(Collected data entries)
-------------------------

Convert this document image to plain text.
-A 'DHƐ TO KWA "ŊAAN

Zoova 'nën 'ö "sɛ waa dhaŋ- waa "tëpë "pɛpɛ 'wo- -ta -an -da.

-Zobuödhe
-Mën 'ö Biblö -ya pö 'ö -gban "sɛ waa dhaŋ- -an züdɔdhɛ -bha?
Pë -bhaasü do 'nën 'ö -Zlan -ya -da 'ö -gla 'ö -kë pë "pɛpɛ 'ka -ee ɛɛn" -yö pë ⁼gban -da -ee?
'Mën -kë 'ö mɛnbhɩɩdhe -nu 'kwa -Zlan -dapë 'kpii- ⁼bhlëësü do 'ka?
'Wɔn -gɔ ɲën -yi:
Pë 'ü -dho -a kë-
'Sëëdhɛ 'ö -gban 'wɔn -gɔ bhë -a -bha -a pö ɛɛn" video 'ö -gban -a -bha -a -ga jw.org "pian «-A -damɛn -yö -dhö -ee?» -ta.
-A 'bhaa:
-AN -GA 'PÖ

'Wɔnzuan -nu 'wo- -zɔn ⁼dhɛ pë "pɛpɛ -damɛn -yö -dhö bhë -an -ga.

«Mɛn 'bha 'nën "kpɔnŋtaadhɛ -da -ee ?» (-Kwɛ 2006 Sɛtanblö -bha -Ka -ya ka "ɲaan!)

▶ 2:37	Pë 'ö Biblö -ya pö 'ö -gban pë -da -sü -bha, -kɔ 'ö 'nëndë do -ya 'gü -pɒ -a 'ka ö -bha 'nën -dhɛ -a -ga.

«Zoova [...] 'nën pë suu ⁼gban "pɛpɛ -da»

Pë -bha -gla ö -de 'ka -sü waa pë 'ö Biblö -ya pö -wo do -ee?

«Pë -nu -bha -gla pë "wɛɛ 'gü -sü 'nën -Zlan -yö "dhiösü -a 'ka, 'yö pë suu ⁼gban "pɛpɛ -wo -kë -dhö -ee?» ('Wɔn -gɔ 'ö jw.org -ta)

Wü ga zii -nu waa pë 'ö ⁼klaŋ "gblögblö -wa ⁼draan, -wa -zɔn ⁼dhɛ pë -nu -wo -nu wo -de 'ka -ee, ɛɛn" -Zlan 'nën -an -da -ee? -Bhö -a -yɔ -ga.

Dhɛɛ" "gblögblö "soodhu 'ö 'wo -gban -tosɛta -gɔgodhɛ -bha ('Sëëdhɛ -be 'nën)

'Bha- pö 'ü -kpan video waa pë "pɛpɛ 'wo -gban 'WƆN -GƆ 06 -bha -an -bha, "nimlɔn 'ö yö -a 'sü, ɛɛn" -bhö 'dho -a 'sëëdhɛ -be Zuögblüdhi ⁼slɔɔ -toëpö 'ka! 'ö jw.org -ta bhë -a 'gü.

-------------------------

§ **Stated goal**: From the data above, copy each line that has the string "dhaŋ".

§ **The solution**:
Zoova 'nën 'ö "sɛ waa dhaŋ- waa "tëpë "pɛpɛ 'wo- -ta -an -da.
-Mën 'ö Biblö -ya pö 'ö -gban "sɛ waa dhaŋ- -an züdɔdhɛ -bha?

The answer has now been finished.